Collected data:
%%

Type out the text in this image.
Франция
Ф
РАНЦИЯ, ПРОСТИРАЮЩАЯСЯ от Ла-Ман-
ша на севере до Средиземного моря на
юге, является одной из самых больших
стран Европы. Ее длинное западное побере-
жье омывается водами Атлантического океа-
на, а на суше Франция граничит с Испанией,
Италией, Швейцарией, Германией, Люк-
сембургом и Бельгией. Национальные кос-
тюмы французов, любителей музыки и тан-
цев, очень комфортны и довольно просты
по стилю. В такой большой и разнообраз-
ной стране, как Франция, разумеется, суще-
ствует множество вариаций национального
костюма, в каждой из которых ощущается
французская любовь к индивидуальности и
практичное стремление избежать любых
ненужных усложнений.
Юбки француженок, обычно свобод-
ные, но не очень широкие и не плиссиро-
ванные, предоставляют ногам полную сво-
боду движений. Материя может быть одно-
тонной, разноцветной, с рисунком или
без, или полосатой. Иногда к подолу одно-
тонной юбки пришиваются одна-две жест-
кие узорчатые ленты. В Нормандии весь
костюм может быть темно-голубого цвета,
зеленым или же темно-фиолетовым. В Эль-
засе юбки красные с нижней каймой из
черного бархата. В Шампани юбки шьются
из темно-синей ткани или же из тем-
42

%%

THE TASK: Every line in the data above that contains "тонной" needs to be copied.

IN RESPONSE:
тонной, разноцветной, с рисунком или
тонной юбки пришиваются одна-две жест-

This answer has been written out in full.